## GIVEN INSTRUCTION
Search the records below for the word "éjection". Pull out each line that has it.

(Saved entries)
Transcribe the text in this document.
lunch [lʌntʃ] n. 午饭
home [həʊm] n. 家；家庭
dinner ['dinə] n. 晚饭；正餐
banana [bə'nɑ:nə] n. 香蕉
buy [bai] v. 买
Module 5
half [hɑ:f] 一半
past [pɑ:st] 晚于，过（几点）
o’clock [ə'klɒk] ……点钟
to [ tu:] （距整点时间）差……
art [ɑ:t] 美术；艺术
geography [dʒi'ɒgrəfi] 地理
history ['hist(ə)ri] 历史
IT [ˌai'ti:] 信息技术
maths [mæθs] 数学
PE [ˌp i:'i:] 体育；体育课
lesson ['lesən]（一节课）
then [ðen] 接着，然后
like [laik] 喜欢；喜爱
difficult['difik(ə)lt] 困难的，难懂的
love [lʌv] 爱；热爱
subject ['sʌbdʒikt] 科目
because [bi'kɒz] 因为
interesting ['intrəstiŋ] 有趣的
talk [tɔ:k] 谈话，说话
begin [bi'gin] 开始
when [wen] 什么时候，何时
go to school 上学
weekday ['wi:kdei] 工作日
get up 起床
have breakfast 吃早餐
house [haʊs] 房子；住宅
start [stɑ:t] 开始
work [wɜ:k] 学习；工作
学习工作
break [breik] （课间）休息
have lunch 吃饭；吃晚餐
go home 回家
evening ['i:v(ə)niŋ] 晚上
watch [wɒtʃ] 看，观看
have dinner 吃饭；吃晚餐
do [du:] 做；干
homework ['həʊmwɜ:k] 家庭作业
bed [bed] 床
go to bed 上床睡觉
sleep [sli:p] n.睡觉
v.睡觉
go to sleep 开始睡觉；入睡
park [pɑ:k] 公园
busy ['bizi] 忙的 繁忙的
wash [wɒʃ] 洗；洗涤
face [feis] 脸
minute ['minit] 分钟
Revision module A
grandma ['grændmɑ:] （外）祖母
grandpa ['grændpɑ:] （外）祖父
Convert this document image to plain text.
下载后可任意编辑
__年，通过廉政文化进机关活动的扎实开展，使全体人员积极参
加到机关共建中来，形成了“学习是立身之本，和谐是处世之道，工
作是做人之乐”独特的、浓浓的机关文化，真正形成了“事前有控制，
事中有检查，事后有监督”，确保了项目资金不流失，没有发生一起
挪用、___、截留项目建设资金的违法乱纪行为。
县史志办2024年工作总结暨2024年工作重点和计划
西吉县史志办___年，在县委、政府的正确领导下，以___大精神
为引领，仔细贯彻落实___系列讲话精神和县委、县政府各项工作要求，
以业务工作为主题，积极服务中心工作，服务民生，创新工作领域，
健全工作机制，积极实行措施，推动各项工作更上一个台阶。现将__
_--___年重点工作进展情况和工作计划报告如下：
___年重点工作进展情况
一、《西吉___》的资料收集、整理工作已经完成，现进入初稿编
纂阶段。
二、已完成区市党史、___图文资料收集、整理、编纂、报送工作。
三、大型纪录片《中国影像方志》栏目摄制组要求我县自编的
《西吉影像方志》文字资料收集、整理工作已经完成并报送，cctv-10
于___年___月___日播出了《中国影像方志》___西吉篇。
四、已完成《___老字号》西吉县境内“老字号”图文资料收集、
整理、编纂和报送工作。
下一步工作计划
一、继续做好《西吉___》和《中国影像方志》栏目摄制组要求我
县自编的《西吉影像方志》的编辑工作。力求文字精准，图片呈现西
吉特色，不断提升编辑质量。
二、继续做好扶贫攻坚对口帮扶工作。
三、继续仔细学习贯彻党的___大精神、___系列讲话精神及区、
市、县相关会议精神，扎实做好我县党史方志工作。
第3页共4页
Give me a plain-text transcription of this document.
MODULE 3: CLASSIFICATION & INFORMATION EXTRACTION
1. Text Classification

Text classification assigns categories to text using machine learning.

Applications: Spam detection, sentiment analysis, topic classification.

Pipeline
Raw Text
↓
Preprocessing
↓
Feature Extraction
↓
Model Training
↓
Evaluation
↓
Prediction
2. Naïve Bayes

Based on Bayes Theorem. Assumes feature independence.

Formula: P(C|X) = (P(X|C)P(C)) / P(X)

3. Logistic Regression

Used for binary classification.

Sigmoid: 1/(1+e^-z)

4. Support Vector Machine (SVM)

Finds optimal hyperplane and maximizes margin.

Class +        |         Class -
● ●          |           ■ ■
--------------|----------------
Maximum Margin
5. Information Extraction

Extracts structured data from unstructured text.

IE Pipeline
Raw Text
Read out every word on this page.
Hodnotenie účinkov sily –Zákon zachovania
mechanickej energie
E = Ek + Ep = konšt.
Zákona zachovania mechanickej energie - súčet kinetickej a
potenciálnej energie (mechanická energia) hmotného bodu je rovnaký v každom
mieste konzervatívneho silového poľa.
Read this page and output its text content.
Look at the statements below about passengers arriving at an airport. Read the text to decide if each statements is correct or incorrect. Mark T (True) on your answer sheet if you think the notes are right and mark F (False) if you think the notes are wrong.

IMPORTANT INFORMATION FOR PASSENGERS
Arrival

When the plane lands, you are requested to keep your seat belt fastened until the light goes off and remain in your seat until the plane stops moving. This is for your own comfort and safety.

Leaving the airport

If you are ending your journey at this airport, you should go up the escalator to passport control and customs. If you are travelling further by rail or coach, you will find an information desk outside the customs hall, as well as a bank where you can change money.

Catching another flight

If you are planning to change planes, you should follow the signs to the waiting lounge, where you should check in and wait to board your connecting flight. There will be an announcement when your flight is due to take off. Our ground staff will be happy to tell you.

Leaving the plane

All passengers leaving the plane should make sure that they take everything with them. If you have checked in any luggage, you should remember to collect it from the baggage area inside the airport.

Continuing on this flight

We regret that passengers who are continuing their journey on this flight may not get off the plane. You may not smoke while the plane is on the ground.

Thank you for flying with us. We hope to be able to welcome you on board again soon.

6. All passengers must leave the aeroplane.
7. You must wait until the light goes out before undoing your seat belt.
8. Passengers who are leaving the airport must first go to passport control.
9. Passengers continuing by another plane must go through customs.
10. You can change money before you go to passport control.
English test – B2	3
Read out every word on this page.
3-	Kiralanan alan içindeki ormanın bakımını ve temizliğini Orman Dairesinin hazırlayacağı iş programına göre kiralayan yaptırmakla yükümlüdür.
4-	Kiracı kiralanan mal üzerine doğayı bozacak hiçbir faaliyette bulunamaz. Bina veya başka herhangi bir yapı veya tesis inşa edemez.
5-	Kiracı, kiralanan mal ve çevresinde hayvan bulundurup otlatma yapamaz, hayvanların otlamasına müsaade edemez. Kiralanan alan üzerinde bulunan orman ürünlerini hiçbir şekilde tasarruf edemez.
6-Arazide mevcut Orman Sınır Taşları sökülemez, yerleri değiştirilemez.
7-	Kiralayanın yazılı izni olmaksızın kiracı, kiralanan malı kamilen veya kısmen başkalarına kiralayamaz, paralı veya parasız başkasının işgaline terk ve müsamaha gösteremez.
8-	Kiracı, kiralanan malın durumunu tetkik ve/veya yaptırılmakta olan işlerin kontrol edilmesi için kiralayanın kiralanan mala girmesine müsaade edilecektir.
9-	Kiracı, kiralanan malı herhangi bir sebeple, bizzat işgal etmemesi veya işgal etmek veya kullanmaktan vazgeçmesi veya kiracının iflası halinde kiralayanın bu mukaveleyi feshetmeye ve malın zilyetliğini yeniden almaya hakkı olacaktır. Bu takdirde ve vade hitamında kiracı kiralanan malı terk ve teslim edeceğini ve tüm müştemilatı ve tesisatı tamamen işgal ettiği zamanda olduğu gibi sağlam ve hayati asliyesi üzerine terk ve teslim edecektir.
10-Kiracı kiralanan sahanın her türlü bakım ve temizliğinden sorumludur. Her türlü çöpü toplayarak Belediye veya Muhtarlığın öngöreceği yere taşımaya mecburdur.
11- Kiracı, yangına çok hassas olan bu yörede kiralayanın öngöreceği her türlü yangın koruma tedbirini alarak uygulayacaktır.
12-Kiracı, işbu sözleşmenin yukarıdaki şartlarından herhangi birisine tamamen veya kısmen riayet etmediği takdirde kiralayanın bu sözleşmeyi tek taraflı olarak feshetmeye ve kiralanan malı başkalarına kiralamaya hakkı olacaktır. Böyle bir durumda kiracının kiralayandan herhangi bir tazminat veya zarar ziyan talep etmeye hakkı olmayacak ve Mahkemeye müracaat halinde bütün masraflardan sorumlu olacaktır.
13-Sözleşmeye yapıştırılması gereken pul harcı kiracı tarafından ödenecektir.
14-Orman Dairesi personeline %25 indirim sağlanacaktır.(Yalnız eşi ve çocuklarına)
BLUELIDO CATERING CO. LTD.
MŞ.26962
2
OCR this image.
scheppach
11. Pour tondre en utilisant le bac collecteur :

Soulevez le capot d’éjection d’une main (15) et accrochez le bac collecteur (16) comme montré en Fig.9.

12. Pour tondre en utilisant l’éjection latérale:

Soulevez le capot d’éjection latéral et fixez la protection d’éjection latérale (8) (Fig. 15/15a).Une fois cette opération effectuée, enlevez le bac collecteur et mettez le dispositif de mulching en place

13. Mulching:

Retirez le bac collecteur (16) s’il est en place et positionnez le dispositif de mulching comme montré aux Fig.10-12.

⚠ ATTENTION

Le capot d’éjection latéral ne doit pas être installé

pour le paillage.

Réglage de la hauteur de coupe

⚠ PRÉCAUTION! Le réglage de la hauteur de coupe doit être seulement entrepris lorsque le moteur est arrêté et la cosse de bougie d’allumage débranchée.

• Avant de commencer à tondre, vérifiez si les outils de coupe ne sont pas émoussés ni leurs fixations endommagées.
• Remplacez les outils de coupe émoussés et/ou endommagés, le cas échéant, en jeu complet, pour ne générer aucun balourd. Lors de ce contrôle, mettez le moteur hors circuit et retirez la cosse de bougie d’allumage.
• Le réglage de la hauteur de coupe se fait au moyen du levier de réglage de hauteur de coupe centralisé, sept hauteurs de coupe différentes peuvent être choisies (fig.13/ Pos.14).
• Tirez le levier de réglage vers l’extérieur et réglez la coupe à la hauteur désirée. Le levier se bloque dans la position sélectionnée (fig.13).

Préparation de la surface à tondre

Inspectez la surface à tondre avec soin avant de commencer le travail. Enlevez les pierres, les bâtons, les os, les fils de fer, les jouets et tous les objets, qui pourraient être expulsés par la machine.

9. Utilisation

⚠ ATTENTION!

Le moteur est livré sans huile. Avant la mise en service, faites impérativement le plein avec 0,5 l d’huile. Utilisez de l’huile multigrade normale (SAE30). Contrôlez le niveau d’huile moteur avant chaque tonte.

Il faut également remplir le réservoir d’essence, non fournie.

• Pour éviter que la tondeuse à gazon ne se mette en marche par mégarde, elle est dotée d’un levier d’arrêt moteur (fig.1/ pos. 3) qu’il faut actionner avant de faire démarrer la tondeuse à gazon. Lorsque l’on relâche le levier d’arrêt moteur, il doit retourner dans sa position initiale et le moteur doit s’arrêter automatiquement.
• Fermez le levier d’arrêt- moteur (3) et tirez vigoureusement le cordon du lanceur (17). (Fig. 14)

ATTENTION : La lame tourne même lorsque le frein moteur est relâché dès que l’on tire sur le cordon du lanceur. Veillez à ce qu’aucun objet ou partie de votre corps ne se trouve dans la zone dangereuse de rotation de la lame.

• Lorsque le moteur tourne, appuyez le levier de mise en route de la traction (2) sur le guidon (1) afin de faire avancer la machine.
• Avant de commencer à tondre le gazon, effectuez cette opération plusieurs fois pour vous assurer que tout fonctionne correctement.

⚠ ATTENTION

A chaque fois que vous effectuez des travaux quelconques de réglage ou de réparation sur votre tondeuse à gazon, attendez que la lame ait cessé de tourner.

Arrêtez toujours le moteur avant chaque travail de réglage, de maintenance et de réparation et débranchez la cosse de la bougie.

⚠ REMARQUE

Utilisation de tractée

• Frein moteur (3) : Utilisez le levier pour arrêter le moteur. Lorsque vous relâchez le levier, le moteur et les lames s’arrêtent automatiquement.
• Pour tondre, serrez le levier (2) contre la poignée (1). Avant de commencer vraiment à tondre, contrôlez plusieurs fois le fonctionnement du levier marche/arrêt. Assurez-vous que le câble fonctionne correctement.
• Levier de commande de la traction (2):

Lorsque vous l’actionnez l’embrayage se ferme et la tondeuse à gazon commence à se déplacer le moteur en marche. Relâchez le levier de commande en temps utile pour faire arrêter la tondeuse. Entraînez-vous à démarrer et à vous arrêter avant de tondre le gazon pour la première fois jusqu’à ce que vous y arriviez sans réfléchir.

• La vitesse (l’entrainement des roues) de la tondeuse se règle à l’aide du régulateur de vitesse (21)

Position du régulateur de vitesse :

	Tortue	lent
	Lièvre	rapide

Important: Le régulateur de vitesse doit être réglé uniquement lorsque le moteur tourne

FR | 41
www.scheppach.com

## WRITTEN REPLY
Soulevez le capot d’éjection d’une main (15) et accrochez le bac collecteur (16) comme montré en Fig.9.
12. Pour tondre en utilisant l’éjection latérale:
Soulevez le capot d’éjection latéral et fixez la protection d’éjection latérale (8) (Fig. 15/15a).Une fois cette opération effectuée, enlevez le bac collecteur et mettez le dispositif de mulching en place
Le capot d’éjection latéral ne doit pas être installé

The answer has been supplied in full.